# Given request:
In the rustdoc discussion, give the passage from "BTW, I’m currently" to "do my best." again, swapping "Markdown" for "CommonMark".

# Document section:
Wouldn’t be possible for a project to include own rustdoc plugins if needed? For a lot of projects any sane default is good enough, and other projects might use different parsers: some provided in rustdoc itself, and some implemented for this purpose.

Yes, extensible syntax would enable having a plugin system in rustdoc to enable that too.

It turns out we don’t have to re-implement the entire HTML renderer: we can take the built-in one and only override some of the callbacks. Rustdoc already does this.

BTW, I’m currently in process of writing a Markdown parser in Rust. It is not really usable right now (so I haven’t announced it yet on Reddit), but it should be in the nearest future.

Right now it is rather simple proof-of-concept-like thing, but I intend to make it support popular Markdown extensions, hopefully passing this Markdown test suite. I’m open for suggestions on extensions required for documentation.

Are you doing this as a learning exercise, or do you intend it to be production-ready? If the latter, how would yours differ from Hoedown?

Well, it certainly started as a learning exercise, but I do intend to support and optimize it. Of course, I can’t provide any guarantees, after all, I’m doing it in my free time, but I’ll do my best.

# Supplied information:
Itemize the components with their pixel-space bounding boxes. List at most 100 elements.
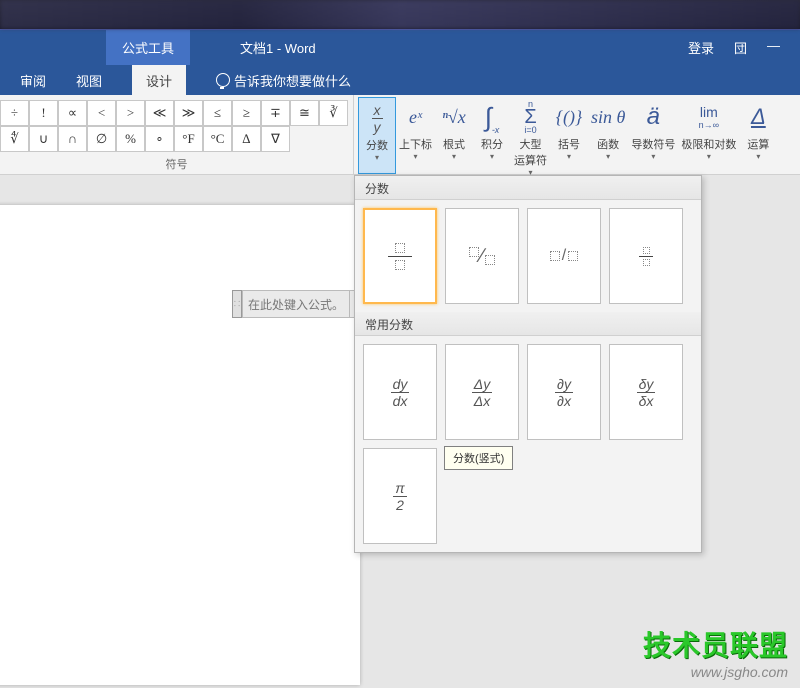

# Task solution:
BTW, I’m currently in process of writing a CommonMark parser in Rust. It is not really usable right now (so I haven’t announced it yet on Reddit), but it should be in the nearest future.

Right now it is rather simple proof-of-concept-like thing, but I intend to make it support popular CommonMark extensions, hopefully passing this CommonMark test suite. I’m open for suggestions on extensions required for documentation.

Are you doing this as a learning exercise, or do you intend it to be production-ready? If the latter, how would yours differ from Hoedown?

Well, it certainly started as a learning exercise, but I do intend to support and optimize it. Of course, I can’t provide any guarantees, after all, I’m doing it in my free time, but I’ll do my best.